Given task - Substitute "game-number" for "match-number" in the rows from the start through the line containing "- player-school: (立 大): [213, 249, 295, 270]", and give those lines again with nothing else changed.

-- Start Records for the exercise --

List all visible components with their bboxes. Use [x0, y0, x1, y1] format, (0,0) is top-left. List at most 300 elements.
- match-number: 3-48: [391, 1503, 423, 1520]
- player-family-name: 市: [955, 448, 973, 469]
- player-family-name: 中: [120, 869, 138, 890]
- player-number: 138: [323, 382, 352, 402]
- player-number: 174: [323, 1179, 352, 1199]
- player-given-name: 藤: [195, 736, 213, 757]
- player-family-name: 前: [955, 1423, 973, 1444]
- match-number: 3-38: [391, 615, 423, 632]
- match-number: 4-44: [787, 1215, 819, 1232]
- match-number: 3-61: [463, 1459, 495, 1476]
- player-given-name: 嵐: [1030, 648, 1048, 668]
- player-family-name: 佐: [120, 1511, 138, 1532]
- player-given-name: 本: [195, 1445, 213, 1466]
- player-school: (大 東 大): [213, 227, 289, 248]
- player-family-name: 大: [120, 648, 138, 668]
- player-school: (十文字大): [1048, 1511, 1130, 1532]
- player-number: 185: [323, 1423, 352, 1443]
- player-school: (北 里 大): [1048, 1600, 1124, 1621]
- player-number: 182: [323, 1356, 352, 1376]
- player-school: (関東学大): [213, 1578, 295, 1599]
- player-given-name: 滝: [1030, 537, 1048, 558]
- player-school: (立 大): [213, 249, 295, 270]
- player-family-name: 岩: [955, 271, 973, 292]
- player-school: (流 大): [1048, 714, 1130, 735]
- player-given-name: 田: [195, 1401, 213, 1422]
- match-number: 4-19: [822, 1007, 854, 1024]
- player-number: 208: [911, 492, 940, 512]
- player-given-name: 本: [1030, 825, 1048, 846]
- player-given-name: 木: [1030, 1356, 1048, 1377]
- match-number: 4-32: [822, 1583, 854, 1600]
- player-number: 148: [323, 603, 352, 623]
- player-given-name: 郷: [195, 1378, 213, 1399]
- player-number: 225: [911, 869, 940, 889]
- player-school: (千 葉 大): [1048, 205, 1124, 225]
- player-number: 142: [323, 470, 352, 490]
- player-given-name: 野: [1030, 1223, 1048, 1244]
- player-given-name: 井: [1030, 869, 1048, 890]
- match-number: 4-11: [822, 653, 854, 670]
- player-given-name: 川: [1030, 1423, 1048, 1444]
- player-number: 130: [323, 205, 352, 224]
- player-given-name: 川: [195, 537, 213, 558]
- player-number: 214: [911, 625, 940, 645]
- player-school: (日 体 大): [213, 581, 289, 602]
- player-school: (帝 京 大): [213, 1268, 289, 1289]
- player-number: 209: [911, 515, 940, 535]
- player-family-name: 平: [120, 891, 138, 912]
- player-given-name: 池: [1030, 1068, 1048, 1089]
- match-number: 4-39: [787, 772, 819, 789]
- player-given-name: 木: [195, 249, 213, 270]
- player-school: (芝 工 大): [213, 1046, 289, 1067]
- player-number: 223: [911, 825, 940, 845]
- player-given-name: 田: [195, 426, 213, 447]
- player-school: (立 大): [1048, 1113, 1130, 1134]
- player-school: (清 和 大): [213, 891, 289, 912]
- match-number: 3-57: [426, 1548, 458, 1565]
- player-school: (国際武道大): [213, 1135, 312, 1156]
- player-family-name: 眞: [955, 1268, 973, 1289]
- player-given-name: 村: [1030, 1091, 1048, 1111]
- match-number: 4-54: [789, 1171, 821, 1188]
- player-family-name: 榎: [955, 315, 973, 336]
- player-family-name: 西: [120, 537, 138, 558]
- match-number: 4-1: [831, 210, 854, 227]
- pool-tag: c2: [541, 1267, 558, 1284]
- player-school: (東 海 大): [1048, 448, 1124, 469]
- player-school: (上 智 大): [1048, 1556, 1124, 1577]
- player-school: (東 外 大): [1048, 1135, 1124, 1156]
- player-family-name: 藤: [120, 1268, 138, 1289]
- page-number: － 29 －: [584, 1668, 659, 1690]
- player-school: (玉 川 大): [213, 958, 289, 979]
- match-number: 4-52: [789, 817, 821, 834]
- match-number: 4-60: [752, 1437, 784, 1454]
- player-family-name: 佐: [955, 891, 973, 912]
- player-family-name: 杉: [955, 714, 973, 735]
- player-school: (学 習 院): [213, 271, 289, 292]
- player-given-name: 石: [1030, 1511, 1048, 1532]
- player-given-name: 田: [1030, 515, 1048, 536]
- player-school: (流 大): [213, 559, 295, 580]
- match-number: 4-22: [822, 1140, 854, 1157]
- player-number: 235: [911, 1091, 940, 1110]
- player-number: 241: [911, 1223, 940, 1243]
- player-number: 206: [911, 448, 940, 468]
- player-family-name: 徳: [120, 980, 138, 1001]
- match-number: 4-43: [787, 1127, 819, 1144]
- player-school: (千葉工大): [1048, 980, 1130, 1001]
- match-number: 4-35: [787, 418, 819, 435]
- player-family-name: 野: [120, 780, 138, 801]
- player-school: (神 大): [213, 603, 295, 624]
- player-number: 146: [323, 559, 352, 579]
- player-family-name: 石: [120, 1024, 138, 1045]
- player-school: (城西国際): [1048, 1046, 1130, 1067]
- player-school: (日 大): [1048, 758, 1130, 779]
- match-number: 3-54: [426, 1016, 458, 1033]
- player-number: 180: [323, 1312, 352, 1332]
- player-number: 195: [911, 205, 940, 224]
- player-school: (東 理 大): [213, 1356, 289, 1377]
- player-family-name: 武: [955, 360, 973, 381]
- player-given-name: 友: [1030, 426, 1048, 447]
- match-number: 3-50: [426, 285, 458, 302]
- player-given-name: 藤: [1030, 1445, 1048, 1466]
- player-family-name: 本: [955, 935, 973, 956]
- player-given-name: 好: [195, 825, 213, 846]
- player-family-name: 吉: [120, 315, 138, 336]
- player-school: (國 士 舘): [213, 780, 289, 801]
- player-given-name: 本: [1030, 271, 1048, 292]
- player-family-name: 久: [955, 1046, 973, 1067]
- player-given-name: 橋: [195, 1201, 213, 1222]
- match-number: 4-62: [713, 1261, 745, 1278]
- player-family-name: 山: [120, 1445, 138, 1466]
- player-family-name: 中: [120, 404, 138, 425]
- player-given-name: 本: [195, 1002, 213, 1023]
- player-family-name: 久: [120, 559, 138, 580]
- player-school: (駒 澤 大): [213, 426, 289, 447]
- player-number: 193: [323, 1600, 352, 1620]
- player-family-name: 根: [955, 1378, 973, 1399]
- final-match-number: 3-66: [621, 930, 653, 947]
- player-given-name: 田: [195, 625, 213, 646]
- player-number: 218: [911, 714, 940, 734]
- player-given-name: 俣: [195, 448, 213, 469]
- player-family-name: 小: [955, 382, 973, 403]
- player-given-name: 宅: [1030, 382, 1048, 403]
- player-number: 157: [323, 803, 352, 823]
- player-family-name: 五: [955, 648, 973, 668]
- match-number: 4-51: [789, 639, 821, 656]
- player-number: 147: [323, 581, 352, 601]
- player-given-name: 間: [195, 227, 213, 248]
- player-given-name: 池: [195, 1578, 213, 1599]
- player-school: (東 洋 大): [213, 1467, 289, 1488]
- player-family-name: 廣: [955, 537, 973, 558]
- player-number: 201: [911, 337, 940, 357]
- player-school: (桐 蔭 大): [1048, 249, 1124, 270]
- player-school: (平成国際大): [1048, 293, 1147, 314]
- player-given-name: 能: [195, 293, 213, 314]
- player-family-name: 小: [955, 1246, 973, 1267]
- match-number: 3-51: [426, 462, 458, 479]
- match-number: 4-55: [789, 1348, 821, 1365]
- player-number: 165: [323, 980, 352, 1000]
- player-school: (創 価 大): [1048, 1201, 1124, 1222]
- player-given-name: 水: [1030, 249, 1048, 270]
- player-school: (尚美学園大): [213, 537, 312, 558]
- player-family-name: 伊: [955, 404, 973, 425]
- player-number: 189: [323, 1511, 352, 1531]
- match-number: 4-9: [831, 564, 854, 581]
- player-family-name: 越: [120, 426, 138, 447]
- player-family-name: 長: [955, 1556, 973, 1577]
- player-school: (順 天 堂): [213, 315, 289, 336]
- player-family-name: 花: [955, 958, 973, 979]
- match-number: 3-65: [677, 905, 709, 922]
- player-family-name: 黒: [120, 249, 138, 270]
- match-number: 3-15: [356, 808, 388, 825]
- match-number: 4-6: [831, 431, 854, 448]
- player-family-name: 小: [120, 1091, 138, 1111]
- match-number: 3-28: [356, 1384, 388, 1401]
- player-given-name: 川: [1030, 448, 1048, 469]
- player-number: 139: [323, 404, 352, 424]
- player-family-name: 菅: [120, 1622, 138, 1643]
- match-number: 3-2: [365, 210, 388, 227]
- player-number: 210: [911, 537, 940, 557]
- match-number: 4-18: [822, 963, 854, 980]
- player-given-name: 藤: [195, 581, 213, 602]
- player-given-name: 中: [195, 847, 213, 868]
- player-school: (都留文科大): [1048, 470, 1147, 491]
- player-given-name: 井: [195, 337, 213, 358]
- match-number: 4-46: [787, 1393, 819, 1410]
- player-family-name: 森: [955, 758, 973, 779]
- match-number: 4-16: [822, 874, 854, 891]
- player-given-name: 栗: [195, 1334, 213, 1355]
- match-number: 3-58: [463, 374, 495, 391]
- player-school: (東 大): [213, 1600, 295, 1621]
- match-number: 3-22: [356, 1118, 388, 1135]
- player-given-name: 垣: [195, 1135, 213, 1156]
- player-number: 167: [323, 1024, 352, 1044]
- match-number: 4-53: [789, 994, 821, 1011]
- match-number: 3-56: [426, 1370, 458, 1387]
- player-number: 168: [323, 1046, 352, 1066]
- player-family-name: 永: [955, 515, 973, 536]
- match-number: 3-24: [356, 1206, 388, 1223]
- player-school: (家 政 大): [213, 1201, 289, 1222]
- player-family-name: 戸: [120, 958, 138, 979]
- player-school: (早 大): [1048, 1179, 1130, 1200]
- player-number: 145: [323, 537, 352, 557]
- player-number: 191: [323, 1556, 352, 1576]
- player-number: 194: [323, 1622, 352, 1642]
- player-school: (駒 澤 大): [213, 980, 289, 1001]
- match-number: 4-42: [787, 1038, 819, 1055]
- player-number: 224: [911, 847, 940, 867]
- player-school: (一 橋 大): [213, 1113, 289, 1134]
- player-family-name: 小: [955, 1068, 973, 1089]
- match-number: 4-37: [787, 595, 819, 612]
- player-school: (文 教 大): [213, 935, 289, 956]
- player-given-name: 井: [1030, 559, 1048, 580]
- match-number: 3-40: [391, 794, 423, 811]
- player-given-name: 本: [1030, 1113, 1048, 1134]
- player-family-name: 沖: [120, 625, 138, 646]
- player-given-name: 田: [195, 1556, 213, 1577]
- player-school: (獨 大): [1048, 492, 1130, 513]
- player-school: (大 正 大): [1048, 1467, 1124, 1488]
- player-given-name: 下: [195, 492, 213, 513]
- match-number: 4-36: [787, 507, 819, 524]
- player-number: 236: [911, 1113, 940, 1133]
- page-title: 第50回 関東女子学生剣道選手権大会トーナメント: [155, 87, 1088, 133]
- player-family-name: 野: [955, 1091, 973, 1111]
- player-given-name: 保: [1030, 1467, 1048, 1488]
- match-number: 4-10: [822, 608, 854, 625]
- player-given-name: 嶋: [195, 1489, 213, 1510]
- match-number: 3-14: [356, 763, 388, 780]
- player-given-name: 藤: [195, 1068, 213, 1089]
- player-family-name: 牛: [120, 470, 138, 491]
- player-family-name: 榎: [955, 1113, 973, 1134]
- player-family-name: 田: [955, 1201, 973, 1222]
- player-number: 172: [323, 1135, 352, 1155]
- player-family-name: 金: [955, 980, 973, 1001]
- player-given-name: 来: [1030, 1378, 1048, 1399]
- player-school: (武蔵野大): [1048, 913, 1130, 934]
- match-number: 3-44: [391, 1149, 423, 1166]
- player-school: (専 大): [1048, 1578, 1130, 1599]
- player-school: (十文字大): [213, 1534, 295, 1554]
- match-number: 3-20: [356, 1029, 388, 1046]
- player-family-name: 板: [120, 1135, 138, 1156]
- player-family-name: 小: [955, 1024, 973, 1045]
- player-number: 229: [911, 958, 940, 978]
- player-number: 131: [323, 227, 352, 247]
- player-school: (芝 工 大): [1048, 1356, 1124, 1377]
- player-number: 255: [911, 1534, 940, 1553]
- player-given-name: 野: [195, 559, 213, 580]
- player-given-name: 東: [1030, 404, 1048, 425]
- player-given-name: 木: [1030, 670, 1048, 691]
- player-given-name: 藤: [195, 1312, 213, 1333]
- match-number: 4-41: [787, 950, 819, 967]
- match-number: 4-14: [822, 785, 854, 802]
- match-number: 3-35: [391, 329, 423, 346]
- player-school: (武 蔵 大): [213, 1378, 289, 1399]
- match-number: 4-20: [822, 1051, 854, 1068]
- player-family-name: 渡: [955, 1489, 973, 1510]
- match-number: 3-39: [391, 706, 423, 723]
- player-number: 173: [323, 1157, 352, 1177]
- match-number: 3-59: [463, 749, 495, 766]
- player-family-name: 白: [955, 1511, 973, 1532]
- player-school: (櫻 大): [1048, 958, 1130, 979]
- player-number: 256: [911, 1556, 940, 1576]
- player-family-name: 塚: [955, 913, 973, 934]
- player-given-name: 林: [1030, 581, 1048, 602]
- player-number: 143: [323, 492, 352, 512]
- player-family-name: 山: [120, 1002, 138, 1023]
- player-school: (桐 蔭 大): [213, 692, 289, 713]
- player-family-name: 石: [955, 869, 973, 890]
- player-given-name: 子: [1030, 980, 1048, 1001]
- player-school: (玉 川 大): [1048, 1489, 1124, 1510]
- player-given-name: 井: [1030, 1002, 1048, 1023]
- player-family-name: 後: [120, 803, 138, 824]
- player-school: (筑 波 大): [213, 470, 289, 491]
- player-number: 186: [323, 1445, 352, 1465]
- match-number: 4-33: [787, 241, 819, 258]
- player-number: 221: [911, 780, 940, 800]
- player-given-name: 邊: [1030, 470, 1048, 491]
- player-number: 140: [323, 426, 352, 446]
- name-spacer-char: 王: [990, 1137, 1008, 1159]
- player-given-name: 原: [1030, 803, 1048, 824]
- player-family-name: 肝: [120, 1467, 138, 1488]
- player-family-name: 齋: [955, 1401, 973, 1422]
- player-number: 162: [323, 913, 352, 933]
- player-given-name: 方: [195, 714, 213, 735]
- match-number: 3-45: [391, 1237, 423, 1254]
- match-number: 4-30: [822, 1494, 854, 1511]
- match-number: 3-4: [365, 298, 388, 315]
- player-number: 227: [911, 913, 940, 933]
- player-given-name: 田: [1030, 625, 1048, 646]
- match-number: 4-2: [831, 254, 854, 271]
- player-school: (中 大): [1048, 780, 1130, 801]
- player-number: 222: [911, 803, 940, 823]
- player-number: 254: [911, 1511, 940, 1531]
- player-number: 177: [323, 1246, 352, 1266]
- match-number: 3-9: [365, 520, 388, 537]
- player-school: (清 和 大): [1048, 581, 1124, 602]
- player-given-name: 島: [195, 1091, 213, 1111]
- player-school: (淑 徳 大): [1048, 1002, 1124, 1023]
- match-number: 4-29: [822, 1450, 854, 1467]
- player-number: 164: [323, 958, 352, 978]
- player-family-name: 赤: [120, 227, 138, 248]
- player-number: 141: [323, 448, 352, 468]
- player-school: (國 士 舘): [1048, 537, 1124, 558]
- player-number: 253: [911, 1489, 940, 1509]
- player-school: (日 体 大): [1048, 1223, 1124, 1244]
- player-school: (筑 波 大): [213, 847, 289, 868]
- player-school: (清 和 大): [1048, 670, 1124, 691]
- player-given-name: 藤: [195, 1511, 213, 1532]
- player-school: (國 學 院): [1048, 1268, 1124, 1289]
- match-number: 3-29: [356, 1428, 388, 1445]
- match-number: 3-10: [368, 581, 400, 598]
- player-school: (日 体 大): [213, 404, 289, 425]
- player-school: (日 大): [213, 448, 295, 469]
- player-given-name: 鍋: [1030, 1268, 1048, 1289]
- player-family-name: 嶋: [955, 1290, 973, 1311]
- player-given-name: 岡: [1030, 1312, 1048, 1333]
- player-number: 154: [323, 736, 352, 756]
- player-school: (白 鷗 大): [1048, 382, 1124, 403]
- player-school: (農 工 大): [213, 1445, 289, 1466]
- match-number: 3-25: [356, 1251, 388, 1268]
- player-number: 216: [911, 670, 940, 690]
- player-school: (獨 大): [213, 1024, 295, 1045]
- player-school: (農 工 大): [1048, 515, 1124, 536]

-- End Records for the exercise --

Exercise response -
List all visible components with their bboxes. Use [x0, y0, x1, y1] format, (0,0) is top-left. List at most 300 elements.
- game-number: 3-48: [391, 1503, 423, 1520]
- player-family-name: 市: [955, 448, 973, 469]
- player-family-name: 中: [120, 869, 138, 890]
- player-number: 138: [323, 382, 352, 402]
- player-number: 174: [323, 1179, 352, 1199]
- player-given-name: 藤: [195, 736, 213, 757]
- player-family-name: 前: [955, 1423, 973, 1444]
- game-number: 3-38: [391, 615, 423, 632]
- game-number: 4-44: [787, 1215, 819, 1232]
- game-number: 3-61: [463, 1459, 495, 1476]
- player-given-name: 嵐: [1030, 648, 1048, 668]
- player-family-name: 佐: [120, 1511, 138, 1532]
- player-given-name: 本: [195, 1445, 213, 1466]
- player-school: (大 東 大): [213, 227, 289, 248]
- player-family-name: 大: [120, 648, 138, 668]
- player-school: (十文字大): [1048, 1511, 1130, 1532]
- player-number: 185: [323, 1423, 352, 1443]
- player-school: (北 里 大): [1048, 1600, 1124, 1621]
- player-number: 182: [323, 1356, 352, 1376]
- player-school: (関東学大): [213, 1578, 295, 1599]
- player-given-name: 滝: [1030, 537, 1048, 558]
- player-school: (立 大): [213, 249, 295, 270]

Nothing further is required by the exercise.